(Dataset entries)
start

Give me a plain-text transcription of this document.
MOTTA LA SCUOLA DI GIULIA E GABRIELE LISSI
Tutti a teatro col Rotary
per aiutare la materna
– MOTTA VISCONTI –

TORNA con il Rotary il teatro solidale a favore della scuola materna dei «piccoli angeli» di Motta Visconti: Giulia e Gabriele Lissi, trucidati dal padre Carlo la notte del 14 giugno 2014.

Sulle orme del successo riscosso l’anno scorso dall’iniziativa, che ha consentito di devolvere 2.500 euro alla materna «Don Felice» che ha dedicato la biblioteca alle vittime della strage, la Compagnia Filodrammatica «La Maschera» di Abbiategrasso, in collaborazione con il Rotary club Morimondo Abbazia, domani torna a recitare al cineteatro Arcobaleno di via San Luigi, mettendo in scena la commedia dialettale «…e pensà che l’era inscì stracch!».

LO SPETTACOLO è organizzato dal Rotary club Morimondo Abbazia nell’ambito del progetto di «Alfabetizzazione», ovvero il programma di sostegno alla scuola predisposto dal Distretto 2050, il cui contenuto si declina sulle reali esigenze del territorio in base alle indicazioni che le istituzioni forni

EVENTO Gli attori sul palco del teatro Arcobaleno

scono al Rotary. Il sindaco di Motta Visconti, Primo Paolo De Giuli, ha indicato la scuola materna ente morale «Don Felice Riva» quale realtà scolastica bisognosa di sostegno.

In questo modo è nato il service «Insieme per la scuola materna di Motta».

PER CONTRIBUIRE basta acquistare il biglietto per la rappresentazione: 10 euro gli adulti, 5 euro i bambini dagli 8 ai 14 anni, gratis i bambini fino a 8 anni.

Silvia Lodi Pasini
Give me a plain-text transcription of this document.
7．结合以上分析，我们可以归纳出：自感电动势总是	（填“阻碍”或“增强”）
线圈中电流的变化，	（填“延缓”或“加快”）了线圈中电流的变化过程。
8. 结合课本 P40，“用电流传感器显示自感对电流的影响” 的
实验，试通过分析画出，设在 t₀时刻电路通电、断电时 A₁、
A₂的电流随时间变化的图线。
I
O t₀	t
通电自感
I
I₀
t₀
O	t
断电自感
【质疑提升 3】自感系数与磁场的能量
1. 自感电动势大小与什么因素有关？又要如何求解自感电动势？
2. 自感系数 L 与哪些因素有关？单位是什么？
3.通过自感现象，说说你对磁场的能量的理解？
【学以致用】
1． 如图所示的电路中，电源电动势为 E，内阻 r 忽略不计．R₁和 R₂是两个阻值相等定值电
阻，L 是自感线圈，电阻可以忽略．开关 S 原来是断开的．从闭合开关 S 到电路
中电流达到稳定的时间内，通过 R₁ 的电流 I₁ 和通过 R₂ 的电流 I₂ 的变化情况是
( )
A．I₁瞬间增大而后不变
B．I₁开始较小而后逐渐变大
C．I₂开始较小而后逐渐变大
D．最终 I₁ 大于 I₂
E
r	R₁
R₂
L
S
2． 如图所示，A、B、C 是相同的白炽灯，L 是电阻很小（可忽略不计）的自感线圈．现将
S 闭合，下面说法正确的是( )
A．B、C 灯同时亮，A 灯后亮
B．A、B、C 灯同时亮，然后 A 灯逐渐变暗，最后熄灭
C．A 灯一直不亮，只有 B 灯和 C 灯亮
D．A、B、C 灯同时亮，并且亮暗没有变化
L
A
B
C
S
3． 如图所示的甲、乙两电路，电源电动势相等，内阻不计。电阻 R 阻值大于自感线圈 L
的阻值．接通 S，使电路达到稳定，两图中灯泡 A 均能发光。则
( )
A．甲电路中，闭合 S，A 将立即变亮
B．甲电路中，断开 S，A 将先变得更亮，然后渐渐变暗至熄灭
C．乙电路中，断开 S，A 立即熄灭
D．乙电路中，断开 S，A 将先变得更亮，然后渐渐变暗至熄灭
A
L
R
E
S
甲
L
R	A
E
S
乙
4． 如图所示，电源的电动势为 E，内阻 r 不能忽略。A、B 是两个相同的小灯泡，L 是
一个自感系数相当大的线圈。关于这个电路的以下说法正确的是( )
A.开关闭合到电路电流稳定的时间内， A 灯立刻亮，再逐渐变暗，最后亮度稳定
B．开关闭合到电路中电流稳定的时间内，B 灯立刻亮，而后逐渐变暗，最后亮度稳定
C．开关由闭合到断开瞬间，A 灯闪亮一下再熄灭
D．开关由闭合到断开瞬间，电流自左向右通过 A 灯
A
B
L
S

end

§ SET TASK
From the records above, extract each line exactly as shown.

§ EXPECTED ANSWER
Give me a plain-text transcription of this document.
MOTTA LA SCUOLA DI GIULIA E GABRIELE LISSI
Tutti a teatro col Rotary
per aiutare la materna
– MOTTA VISCONTI –

TORNA con il Rotary il teatro solidale a favore della scuola materna dei «piccoli angeli» di Motta Visconti: Giulia e Gabriele Lissi, trucidati dal padre Carlo la notte del 14 giugno 2014.

Sulle orme del successo riscosso l’anno scorso dall’iniziativa, che ha consentito di devolvere 2.500 euro alla materna «Don Felice» che ha dedicato la biblioteca alle vittime della strage, la Compagnia Filodrammatica «La Maschera» di Abbiategrasso, in collaborazione con il Rotary club Morimondo Abbazia, domani torna a recitare al cineteatro Arcobaleno di via San Luigi, mettendo in scena la commedia dialettale «…e pensà che l’era inscì stracch!».

LO SPETTACOLO è organizzato dal Rotary club Morimondo Abbazia nell’ambito del progetto di «Alfabetizzazione», ovvero il programma di sostegno alla scuola predisposto dal Distretto 2050, il cui contenuto si declina sulle reali esigenze del territorio in base alle indicazioni che le istituzioni forni

EVENTO Gli attori sul palco del teatro Arcobaleno

scono al Rotary. Il sindaco di Motta Visconti, Primo Paolo De Giuli, ha indicato la scuola materna ente morale «Don Felice Riva» quale realtà scolastica bisognosa di sostegno.

In questo modo è nato il service «Insieme per la scuola materna di Motta».

PER CONTRIBUIRE basta acquistare il biglietto per la rappresentazione: 10 euro gli adulti, 5 euro i bambini dagli 8 ai 14 anni, gratis i bambini fino a 8 anni.

Silvia Lodi Pasini
Give me a plain-text transcription of this document.
7．结合以上分析，我们可以归纳出：自感电动势总是	（填“阻碍”或“增强”）
线圈中电流的变化，	（填“延缓”或“加快”）了线圈中电流的变化过程。
8. 结合课本 P40，“用电流传感器显示自感对电流的影响” 的
实验，试通过分析画出，设在 t₀时刻电路通电、断电时 A₁、
A₂的电流随时间变化的图线。
I
O t₀	t
通电自感
I
I₀
t₀
O	t
断电自感
【质疑提升 3】自感系数与磁场的能量
1. 自感电动势大小与什么因素有关？又要如何求解自感电动势？
2. 自感系数 L 与哪些因素有关？单位是什么？
3.通过自感现象，说说你对磁场的能量的理解？
【学以致用】
1． 如图所示的电路中，电源电动势为 E，内阻 r 忽略不计．R₁和 R₂是两个阻值相等定值电
阻，L 是自感线圈，电阻可以忽略．开关 S 原来是断开的．从闭合开关 S 到电路
中电流达到稳定的时间内，通过 R₁ 的电流 I₁ 和通过 R₂ 的电流 I₂ 的变化情况是
( )
A．I₁瞬间增大而后不变
B．I₁开始较小而后逐渐变大
C．I₂开始较小而后逐渐变大
D．最终 I₁ 大于 I₂
E
r	R₁
R₂
L
S
2． 如图所示，A、B、C 是相同的白炽灯，L 是电阻很小（可忽略不计）的自感线圈．现将
S 闭合，下面说法正确的是( )
A．B、C 灯同时亮，A 灯后亮
B．A、B、C 灯同时亮，然后 A 灯逐渐变暗，最后熄灭
C．A 灯一直不亮，只有 B 灯和 C 灯亮
D．A、B、C 灯同时亮，并且亮暗没有变化
L
A
B
C
S
3． 如图所示的甲、乙两电路，电源电动势相等，内阻不计。电阻 R 阻值大于自感线圈 L
的阻值．接通 S，使电路达到稳定，两图中灯泡 A 均能发光。则
( )
A．甲电路中，闭合 S，A 将立即变亮
B．甲电路中，断开 S，A 将先变得更亮，然后渐渐变暗至熄灭
C．乙电路中，断开 S，A 立即熄灭
D．乙电路中，断开 S，A 将先变得更亮，然后渐渐变暗至熄灭
A
L
R
E
S
甲
L
R	A
E
S
乙
4． 如图所示，电源的电动势为 E，内阻 r 不能忽略。A、B 是两个相同的小灯泡，L 是
一个自感系数相当大的线圈。关于这个电路的以下说法正确的是( )
A.开关闭合到电路电流稳定的时间内， A 灯立刻亮，再逐渐变暗，最后亮度稳定
B．开关闭合到电路中电流稳定的时间内，B 灯立刻亮，而后逐渐变暗，最后亮度稳定
C．开关由闭合到断开瞬间，A 灯闪亮一下再熄灭
D．开关由闭合到断开瞬间，电流自左向右通过 A 灯
A
B
L
S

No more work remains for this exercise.